_TASK TO CARRY OUT_
Return the material unaltered, line by line.

(Beginning of RECORDS FOR THE TASK)

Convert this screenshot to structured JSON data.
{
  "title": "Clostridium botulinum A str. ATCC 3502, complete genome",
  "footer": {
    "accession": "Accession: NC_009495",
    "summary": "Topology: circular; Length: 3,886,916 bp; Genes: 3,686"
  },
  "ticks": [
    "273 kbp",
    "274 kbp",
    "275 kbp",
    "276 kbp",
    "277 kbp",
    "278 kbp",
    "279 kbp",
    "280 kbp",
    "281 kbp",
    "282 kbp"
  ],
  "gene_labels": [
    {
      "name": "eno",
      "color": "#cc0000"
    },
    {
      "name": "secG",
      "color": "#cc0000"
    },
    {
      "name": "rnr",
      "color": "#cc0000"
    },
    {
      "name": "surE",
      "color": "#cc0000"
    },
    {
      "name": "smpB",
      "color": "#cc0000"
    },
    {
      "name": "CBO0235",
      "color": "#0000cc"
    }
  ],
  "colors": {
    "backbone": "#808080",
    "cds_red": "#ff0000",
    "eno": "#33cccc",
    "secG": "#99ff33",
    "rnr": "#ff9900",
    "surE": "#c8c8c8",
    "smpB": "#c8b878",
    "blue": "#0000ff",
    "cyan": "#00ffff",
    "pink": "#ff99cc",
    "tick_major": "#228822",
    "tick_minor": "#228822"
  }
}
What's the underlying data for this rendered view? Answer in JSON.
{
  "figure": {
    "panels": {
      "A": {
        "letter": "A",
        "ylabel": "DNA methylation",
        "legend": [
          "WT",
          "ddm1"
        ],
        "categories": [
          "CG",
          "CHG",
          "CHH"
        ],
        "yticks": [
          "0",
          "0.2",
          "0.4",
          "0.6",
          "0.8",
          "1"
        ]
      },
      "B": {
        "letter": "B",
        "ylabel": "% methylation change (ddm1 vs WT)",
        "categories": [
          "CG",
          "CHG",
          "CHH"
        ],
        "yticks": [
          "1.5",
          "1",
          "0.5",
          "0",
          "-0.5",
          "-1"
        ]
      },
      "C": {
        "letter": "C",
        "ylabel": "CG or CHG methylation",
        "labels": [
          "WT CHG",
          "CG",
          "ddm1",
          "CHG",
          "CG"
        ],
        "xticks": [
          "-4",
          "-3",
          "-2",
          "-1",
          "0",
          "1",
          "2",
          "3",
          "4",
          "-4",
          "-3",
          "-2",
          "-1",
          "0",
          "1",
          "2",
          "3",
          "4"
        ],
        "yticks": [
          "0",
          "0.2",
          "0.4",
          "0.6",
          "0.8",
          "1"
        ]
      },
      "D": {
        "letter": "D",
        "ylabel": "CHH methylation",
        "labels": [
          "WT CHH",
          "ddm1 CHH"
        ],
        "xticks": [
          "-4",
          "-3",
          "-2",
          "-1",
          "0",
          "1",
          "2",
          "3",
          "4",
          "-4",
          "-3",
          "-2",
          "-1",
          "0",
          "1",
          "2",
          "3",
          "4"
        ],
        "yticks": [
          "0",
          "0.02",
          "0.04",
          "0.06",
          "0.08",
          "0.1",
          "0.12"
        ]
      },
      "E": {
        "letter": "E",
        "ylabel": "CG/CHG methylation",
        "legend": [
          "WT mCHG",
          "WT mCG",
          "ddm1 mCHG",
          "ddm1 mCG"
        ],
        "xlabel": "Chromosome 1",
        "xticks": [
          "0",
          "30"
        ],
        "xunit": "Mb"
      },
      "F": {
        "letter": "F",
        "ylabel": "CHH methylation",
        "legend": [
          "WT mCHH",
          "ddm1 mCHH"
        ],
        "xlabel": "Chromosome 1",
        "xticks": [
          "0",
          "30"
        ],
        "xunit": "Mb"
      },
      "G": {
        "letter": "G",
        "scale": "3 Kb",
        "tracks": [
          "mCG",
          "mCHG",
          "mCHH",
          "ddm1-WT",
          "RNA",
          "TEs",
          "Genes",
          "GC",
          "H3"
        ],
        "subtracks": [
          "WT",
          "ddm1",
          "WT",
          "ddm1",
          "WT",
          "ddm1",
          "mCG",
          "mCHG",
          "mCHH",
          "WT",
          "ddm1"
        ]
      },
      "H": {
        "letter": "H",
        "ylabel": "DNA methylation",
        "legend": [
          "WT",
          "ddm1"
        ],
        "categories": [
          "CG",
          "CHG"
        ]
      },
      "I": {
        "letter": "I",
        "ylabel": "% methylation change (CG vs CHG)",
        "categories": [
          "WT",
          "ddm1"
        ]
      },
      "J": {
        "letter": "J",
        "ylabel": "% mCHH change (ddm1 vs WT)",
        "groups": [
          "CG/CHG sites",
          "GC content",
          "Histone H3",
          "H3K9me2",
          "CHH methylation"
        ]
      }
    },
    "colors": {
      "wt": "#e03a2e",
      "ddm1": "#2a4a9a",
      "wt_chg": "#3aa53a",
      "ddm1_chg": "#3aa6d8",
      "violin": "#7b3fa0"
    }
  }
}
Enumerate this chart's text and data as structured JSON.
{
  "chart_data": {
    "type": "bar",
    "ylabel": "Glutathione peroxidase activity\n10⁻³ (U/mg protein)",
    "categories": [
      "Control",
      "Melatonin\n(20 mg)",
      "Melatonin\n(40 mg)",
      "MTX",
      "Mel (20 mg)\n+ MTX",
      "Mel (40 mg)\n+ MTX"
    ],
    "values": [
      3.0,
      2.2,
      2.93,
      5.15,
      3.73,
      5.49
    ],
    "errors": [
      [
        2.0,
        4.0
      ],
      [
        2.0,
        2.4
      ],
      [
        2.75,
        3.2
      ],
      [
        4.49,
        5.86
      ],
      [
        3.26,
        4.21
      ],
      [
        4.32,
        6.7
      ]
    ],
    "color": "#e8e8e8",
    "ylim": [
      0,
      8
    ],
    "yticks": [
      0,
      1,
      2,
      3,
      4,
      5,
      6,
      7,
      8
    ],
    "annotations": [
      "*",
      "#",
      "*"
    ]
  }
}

(End of RECORDS FOR THE TASK)

_RESPONSE TO THE EXERCISE_
Convert this screenshot to structured JSON data.
{
  "title": "Clostridium botulinum A str. ATCC 3502, complete genome",
  "footer": {
    "accession": "Accession: NC_009495",
    "summary": "Topology: circular; Length: 3,886,916 bp; Genes: 3,686"
  },
  "ticks": [
    "273 kbp",
    "274 kbp",
    "275 kbp",
    "276 kbp",
    "277 kbp",
    "278 kbp",
    "279 kbp",
    "280 kbp",
    "281 kbp",
    "282 kbp"
  ],
  "gene_labels": [
    {
      "name": "eno",
      "color": "#cc0000"
    },
    {
      "name": "secG",
      "color": "#cc0000"
    },
    {
      "name": "rnr",
      "color": "#cc0000"
    },
    {
      "name": "surE",
      "color": "#cc0000"
    },
    {
      "name": "smpB",
      "color": "#cc0000"
    },
    {
      "name": "CBO0235",
      "color": "#0000cc"
    }
  ],
  "colors": {
    "backbone": "#808080",
    "cds_red": "#ff0000",
    "eno": "#33cccc",
    "secG": "#99ff33",
    "rnr": "#ff9900",
    "surE": "#c8c8c8",
    "smpB": "#c8b878",
    "blue": "#0000ff",
    "cyan": "#00ffff",
    "pink": "#ff99cc",
    "tick_major": "#228822",
    "tick_minor": "#228822"
  }
}
What's the underlying data for this rendered view? Answer in JSON.
{
  "figure": {
    "panels": {
      "A": {
        "letter": "A",
        "ylabel": "DNA methylation",
        "legend": [
          "WT",
          "ddm1"
        ],
        "categories": [
          "CG",
          "CHG",
          "CHH"
        ],
        "yticks": [
          "0",
          "0.2",
          "0.4",
          "0.6",
          "0.8",
          "1"
        ]
      },
      "B": {
        "letter": "B",
        "ylabel": "% methylation change (ddm1 vs WT)",
        "categories": [
          "CG",
          "CHG",
          "CHH"
        ],
        "yticks": [
          "1.5",
          "1",
          "0.5",
          "0",
          "-0.5",
          "-1"
        ]
      },
      "C": {
        "letter": "C",
        "ylabel": "CG or CHG methylation",
        "labels": [
          "WT CHG",
          "CG",
          "ddm1",
          "CHG",
          "CG"
        ],
        "xticks": [
          "-4",
          "-3",
          "-2",
          "-1",
          "0",
          "1",
          "2",
          "3",
          "4",
          "-4",
          "-3",
          "-2",
          "-1",
          "0",
          "1",
          "2",
          "3",
          "4"
        ],
        "yticks": [
          "0",
          "0.2",
          "0.4",
          "0.6",
          "0.8",
          "1"
        ]
      },
      "D": {
        "letter": "D",
        "ylabel": "CHH methylation",
        "labels": [
          "WT CHH",
          "ddm1 CHH"
        ],
        "xticks": [
          "-4",
          "-3",
          "-2",
          "-1",
          "0",
          "1",
          "2",
          "3",
          "4",
          "-4",
          "-3",
          "-2",
          "-1",
          "0",
          "1",
          "2",
          "3",
          "4"
        ],
        "yticks": [
          "0",
          "0.02",
          "0.04",
          "0.06",
          "0.08",
          "0.1",
          "0.12"
        ]
      },
      "E": {
        "letter": "E",
        "ylabel": "CG/CHG methylation",
        "legend": [
          "WT mCHG",
          "WT mCG",
          "ddm1 mCHG",
          "ddm1 mCG"
        ],
        "xlabel": "Chromosome 1",
        "xticks": [
          "0",
          "30"
        ],
        "xunit": "Mb"
      },
      "F": {
        "letter": "F",
        "ylabel": "CHH methylation",
        "legend": [
          "WT mCHH",
          "ddm1 mCHH"
        ],
        "xlabel": "Chromosome 1",
        "xticks": [
          "0",
          "30"
        ],
        "xunit": "Mb"
      },
      "G": {
        "letter": "G",
        "scale": "3 Kb",
        "tracks": [
          "mCG",
          "mCHG",
          "mCHH",
          "ddm1-WT",
          "RNA",
          "TEs",
          "Genes",
          "GC",
          "H3"
        ],
        "subtracks": [
          "WT",
          "ddm1",
          "WT",
          "ddm1",
          "WT",
          "ddm1",
          "mCG",
          "mCHG",
          "mCHH",
          "WT",
          "ddm1"
        ]
      },
      "H": {
        "letter": "H",
        "ylabel": "DNA methylation",
        "legend": [
          "WT",
          "ddm1"
        ],
        "categories": [
          "CG",
          "CHG"
        ]
      },
      "I": {
        "letter": "I",
        "ylabel": "% methylation change (CG vs CHG)",
        "categories": [
          "WT",
          "ddm1"
        ]
      },
      "J": {
        "letter": "J",
        "ylabel": "% mCHH change (ddm1 vs WT)",
        "groups": [
          "CG/CHG sites",
          "GC content",
          "Histone H3",
          "H3K9me2",
          "CHH methylation"
        ]
      }
    },
    "colors": {
      "wt": "#e03a2e",
      "ddm1": "#2a4a9a",
      "wt_chg": "#3aa53a",
      "ddm1_chg": "#3aa6d8",
      "violin": "#7b3fa0"
    }
  }
}
Enumerate this chart's text and data as structured JSON.
{
  "chart_data": {
    "type": "bar",
    "ylabel": "Glutathione peroxidase activity\n10⁻³ (U/mg protein)",
    "categories": [
      "Control",
      "Melatonin\n(20 mg)",
      "Melatonin\n(40 mg)",
      "MTX",
      "Mel (20 mg)\n+ MTX",
      "Mel (40 mg)\n+ MTX"
    ],
    "values": [
      3.0,
      2.2,
      2.93,
      5.15,
      3.73,
      5.49
    ],
    "errors": [
      [
        2.0,
        4.0
      ],
      [
        2.0,
        2.4
      ],
      [
        2.75,
        3.2
      ],
      [
        4.49,
        5.86
      ],
      [
        3.26,
        4.21
      ],
      [
        4.32,
        6.7
      ]
    ],
    "color": "#e8e8e8",
    "ylim": [
      0,
      8
    ],
    "yticks": [
      0,
      1,
      2,
      3,
      4,
      5,
      6,
      7,
      8
    ],
    "annotations": [
      "*",
      "#",
      "*"
    ]
  }
}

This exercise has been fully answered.